(Stored dataset items)
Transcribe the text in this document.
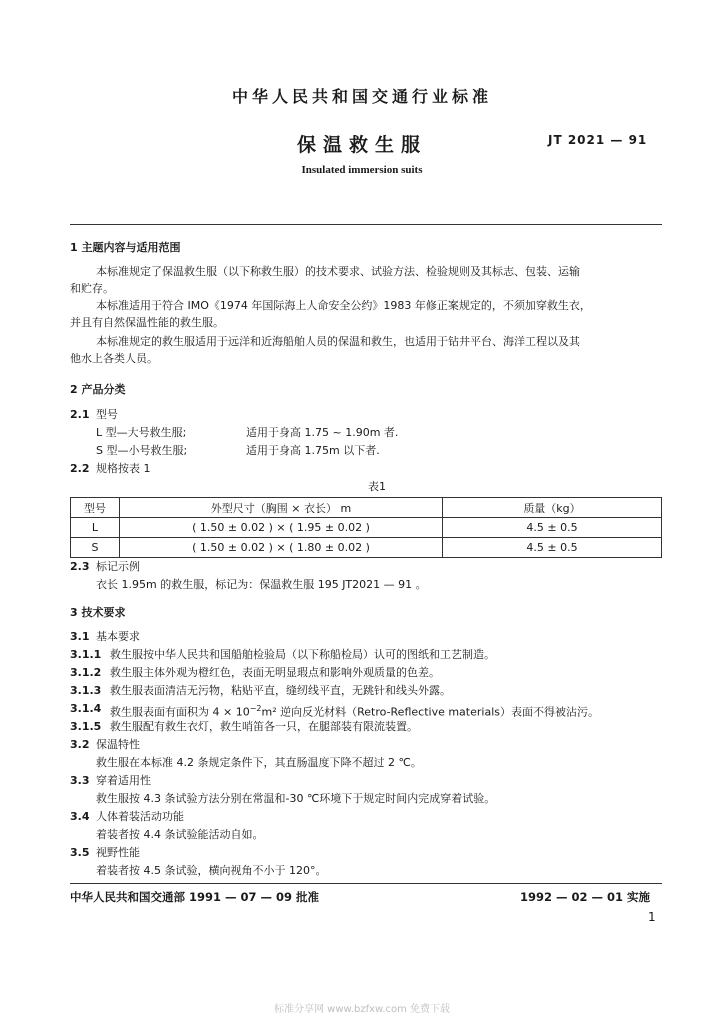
中华人民共和国交通行业标准
保温救生服	JT 2021 — 91
Insulated immersion suits
1 主题内容与适用范围
本标准规定了保温救生服（以下称救生服）的技术要求、试验方法、检验规则及其标志、包装、运输
和贮存。
本标准适用于符合 IMO《1974 年国际海上人命安全公约》1983 年修正案规定的，不须加穿救生衣，
并且有自然保温性能的救生服。
本标准规定的救生服适用于远洋和近海船舶人员的保温和救生，也适用于钻井平台、海洋工程以及其
他水上各类人员。
2 产品分类
2.1 型号
L 型—大号救生服;	适用于身高 1.75 ~ 1.90m 者.
S 型—小号救生服;	适用于身高 1.75m 以下者.
2.2 规格按表 1
表1
型号	外型尺寸（胸围 × 衣长） m	质量（kg）
L	( 1.50 ± 0.02 ) × ( 1.95 ± 0.02 )	4.5 ± 0.5
S	( 1.50 ± 0.02 ) × ( 1.80 ± 0.02 )	4.5 ± 0.5
2.3 标记示例
衣长 1.95m 的救生服，标记为：保温救生服 195 JT2021 — 91 。
3 技术要求
3.1 基本要求
3.1.1 救生服按中华人民共和国船舶检验局（以下称船检局）认可的图纸和工艺制造。
3.1.2 救生服主体外观为橙红色，表面无明显瑕点和影响外观质量的色差。
3.1.3 救生服表面清洁无污物，粘贴平直，缝纫线平直，无跳针和线头外露。
3.1.4 救生服表面有面积为 $4 \times 10^{-2}m^2$ 逆向反光材料（Retro-Reflective materials）表面不得被沾污。
3.1.5 救生服配有救生衣灯，救生哨笛各一只，在腿部装有限流装置。
3.2 保温特性
救生服在本标准 4.2 条规定条件下，其直肠温度下降不超过 2 ℃。
3.3 穿着适用性
救生服按 4.3 条试验方法分别在常温和-30 ℃环境下于规定时间内完成穿着试验。
3.4 人体着装活动功能
着装者按 4.4 条试验能活动自如。
3.5 视野性能
着装者按 4.5 条试验，横向视角不小于 120°。
中华人民共和国交通部 1991 — 07 — 09 批准	1992 — 02 — 01 实施
1
标准分享网 www.bzfxw.com 免费下载
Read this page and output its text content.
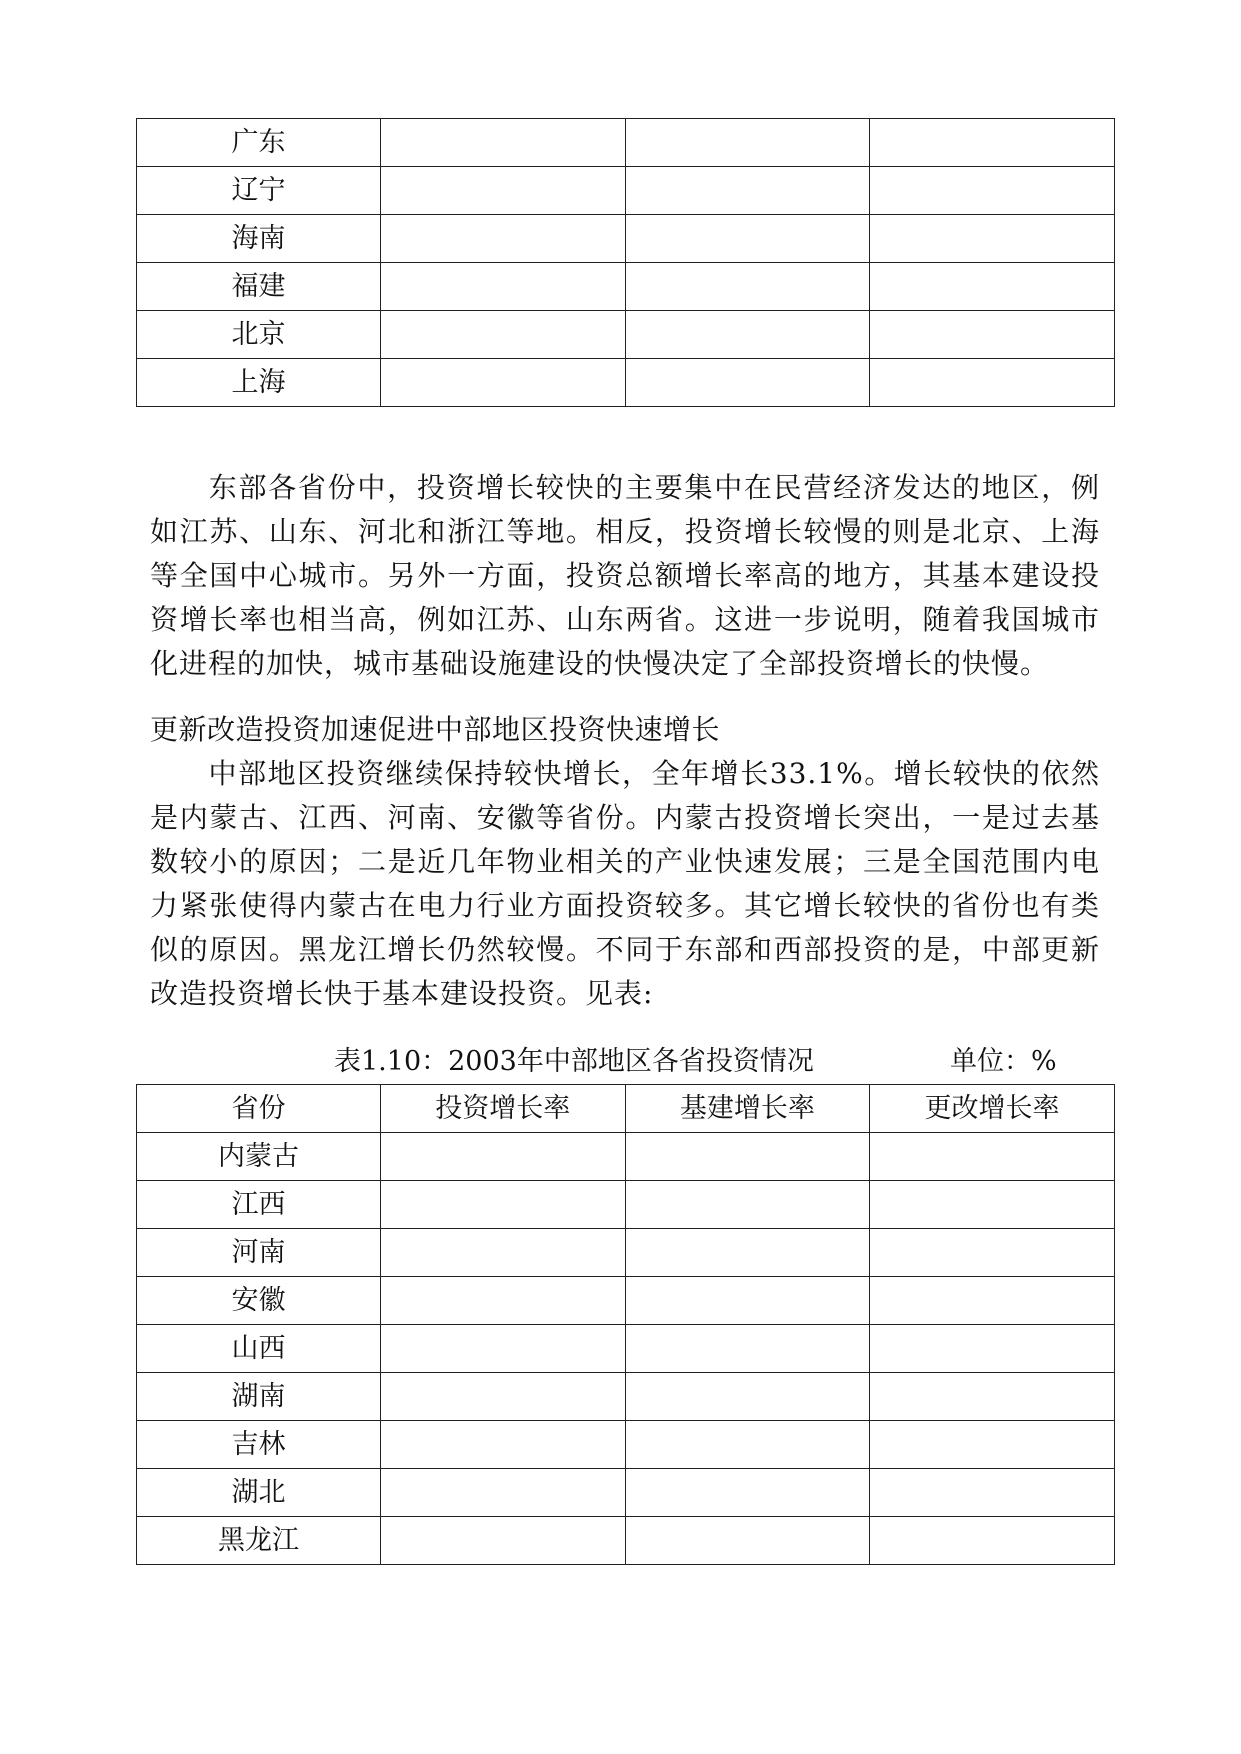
广东			
辽宁			
海南			
福建			
北京			
上海			

东部各省份中，投资增长较快的主要集中在民营经济发达的地区，例如江苏、山东、河北和浙江等地。相反，投资增长较慢的则是北京、上海等全国中心城市。另外一方面，投资总额增长率高的地方，其基本建设投资增长率也相当高，例如江苏、山东两省。这进一步说明，随着我国城市化进程的加快，城市基础设施建设的快慢决定了全部投资增长的快慢。

更新改造投资加速促进中部地区投资快速增长

中部地区投资继续保持较快增长，全年增长33.1%。增长较快的依然是内蒙古、江西、河南、安徽等省份。内蒙古投资增长突出，一是过去基数较小的原因；二是近几年物业相关的产业快速发展；三是全国范围内电力紧张使得内蒙古在电力行业方面投资较多。其它增长较快的省份也有类似的原因。黑龙江增长仍然较慢。不同于东部和西部投资的是，中部更新改造投资增长快于基本建设投资。见表:

表1.10：2003年中部地区各省投资情况	单位：%
省份	投资增长率	基建增长率	更改增长率
内蒙古			
江西			
河南			
安徽			
山西			
湖南			
吉林			
湖北			
黑龙江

WORK TO COMPLETE
In the entries above, count each line with "着装者按"; reply with the total only.

FINISHED ANSWER
2